Set problem> Look for the word "Fertilizers" in the entries below, then copy every line that has it.

Record extracts>
◆ ◆ ◆ ◆ ◆ ◆ ◆

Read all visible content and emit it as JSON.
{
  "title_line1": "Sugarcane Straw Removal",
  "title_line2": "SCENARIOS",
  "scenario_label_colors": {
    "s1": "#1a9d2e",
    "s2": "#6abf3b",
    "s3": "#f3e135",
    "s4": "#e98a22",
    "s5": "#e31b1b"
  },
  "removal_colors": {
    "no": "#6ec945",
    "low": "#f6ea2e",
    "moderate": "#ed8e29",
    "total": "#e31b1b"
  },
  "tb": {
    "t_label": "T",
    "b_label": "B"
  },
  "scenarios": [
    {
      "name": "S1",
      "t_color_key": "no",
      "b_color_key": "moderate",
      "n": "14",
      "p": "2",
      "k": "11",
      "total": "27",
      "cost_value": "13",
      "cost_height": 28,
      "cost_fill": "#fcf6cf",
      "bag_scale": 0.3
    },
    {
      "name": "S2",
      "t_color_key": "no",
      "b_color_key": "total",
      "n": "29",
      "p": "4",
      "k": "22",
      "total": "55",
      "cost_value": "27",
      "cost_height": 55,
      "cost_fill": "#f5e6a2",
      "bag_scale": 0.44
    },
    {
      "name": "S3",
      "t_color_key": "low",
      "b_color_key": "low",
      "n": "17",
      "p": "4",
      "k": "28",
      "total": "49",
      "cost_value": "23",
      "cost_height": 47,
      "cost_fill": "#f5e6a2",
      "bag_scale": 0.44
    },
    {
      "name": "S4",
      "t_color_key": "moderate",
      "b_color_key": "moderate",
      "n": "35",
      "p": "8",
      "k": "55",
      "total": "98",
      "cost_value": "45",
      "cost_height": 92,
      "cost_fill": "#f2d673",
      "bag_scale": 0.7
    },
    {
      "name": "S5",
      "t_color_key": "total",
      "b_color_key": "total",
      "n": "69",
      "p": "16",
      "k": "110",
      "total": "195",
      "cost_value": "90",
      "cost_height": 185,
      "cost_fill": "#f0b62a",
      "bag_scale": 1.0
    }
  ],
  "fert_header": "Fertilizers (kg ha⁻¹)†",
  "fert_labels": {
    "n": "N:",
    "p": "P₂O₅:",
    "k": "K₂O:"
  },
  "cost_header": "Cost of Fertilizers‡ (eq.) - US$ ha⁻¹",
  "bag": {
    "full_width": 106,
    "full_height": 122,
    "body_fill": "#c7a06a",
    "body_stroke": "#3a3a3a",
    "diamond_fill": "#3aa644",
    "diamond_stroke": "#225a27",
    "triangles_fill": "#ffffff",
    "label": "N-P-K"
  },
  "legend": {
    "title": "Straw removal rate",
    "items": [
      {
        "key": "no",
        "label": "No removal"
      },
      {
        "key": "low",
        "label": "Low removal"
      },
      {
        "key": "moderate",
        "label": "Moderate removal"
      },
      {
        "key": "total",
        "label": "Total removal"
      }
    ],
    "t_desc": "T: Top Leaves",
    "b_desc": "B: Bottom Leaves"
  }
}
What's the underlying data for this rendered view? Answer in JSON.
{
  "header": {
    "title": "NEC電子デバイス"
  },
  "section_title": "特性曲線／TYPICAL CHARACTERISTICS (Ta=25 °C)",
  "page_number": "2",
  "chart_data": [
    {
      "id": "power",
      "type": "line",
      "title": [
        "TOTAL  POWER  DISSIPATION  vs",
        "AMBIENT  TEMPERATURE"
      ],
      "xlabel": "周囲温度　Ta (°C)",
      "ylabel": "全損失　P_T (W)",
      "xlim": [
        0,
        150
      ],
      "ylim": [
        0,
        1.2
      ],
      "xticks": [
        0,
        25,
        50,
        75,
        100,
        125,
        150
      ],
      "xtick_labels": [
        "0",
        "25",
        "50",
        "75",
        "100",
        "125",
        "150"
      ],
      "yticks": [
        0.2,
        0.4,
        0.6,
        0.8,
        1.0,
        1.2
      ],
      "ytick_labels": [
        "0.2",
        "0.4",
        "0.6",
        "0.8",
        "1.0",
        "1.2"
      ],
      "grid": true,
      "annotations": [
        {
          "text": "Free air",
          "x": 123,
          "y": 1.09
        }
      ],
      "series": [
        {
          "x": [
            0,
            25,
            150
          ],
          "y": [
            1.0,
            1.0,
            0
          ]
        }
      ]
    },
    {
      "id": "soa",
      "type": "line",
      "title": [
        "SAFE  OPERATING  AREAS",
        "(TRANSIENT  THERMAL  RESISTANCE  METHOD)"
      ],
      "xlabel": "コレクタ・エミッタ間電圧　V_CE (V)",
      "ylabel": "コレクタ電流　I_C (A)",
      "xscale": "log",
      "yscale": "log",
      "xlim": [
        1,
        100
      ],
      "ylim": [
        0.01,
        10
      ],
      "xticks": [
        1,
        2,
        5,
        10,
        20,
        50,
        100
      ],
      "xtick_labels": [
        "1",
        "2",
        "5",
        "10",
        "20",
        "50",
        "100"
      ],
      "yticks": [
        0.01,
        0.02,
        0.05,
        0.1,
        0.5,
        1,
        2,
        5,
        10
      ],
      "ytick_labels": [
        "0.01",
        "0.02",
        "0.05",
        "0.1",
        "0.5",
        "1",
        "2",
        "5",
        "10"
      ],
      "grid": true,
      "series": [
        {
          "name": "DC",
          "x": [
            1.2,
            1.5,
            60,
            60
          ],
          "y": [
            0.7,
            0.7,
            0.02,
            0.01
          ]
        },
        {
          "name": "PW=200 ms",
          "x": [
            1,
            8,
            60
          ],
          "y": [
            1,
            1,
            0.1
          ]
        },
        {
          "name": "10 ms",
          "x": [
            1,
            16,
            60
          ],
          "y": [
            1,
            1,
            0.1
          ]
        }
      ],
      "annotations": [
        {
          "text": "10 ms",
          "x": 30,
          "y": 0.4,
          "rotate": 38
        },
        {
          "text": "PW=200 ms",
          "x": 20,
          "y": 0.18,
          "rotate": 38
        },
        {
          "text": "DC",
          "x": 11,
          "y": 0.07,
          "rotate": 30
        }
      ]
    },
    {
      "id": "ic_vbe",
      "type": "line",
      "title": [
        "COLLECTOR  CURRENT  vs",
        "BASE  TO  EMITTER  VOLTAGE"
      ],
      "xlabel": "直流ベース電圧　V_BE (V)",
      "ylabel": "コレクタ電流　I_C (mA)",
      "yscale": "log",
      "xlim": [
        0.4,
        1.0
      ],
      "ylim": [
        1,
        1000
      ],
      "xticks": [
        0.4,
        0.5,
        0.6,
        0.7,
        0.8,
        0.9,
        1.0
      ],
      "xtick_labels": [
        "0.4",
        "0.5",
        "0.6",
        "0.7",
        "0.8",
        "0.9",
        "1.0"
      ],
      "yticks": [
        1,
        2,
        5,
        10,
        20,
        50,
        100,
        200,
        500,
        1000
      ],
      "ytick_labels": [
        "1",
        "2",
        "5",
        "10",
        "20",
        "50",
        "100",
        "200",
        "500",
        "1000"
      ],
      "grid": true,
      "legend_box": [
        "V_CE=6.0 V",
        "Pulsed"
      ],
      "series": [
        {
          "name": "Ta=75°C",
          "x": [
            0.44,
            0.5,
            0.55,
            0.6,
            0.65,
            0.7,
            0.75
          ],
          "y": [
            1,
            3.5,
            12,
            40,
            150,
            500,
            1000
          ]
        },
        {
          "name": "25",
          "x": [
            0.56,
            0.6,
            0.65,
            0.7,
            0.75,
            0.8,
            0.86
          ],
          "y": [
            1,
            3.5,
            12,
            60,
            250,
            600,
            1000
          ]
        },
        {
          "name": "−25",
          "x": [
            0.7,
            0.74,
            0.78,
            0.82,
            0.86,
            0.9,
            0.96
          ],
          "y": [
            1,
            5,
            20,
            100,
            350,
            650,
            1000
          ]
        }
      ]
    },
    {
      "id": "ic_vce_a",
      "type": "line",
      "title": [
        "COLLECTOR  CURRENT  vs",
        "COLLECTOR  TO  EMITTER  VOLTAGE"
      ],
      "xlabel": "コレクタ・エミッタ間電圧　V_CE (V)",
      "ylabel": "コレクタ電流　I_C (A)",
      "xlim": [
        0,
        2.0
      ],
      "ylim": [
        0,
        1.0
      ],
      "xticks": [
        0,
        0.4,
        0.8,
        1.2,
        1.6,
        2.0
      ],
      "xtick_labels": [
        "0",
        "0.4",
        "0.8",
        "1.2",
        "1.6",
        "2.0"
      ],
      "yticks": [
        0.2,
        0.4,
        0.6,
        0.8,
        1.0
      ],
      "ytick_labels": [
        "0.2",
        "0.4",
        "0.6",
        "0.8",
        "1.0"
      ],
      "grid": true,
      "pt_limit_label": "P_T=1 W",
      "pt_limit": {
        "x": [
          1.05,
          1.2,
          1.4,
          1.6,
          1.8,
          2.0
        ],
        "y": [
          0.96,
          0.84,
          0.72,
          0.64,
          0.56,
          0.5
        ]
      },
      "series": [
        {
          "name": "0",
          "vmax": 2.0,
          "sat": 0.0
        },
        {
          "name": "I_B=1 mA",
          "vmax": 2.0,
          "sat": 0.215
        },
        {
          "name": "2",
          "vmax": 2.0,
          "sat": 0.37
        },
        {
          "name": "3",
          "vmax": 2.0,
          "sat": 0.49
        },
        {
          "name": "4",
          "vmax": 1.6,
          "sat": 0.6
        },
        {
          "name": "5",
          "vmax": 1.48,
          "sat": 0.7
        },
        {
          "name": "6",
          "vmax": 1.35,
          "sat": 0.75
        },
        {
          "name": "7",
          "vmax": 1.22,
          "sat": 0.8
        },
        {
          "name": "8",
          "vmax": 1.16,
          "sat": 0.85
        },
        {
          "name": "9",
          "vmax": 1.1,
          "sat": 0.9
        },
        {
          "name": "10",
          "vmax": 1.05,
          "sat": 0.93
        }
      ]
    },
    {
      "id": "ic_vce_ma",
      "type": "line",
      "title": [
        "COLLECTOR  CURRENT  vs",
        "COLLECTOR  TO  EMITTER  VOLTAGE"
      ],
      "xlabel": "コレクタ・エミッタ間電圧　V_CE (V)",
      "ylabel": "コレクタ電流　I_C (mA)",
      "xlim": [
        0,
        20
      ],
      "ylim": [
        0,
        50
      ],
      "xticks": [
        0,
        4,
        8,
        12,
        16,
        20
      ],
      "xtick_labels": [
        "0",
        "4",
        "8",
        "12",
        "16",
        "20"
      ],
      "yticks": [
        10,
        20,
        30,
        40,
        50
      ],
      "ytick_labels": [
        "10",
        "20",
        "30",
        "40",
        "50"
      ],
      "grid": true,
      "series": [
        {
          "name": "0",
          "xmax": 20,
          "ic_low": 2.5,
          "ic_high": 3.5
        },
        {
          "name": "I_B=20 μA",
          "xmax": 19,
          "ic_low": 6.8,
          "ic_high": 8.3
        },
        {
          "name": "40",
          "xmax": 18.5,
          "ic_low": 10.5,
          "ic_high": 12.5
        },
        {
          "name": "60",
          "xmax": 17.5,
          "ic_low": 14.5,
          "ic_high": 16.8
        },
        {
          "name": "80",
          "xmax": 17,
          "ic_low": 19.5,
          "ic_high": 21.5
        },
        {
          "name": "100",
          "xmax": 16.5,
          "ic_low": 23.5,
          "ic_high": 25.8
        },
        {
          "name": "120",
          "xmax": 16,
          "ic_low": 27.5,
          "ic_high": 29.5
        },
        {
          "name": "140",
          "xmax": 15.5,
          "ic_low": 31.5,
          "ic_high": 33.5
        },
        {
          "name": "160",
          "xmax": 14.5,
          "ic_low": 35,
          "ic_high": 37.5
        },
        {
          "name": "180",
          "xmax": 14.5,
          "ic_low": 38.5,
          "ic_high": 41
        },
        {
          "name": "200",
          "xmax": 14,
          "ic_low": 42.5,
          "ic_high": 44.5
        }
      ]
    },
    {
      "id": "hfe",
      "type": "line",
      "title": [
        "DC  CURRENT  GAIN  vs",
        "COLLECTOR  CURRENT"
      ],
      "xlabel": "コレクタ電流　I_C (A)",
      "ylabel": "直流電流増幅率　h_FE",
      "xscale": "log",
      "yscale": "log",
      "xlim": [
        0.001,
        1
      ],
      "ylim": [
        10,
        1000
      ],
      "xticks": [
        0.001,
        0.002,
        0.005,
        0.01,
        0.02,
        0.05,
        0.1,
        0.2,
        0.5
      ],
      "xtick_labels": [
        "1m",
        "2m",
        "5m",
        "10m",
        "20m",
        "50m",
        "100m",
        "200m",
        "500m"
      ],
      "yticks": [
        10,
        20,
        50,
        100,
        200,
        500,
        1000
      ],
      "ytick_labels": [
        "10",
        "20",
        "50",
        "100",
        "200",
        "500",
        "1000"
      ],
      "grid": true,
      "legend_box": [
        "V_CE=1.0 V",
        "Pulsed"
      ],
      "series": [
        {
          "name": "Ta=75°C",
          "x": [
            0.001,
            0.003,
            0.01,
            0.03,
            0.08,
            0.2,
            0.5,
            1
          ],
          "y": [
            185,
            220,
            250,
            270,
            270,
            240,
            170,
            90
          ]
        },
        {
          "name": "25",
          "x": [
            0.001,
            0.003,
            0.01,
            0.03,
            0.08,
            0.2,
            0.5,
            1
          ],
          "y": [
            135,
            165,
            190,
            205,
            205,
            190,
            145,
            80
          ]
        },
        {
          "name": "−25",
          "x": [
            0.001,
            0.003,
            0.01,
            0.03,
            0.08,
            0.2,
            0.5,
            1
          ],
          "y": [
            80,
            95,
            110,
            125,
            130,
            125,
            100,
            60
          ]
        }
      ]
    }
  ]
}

◆ ◆ ◆ ◆ ◆ ◆ ◆

Response to this exercise>
  "fert_header": "Fertilizers (kg ha⁻¹)†",
  "cost_header": "Cost of Fertilizers‡ (eq.) - US$ ha⁻¹",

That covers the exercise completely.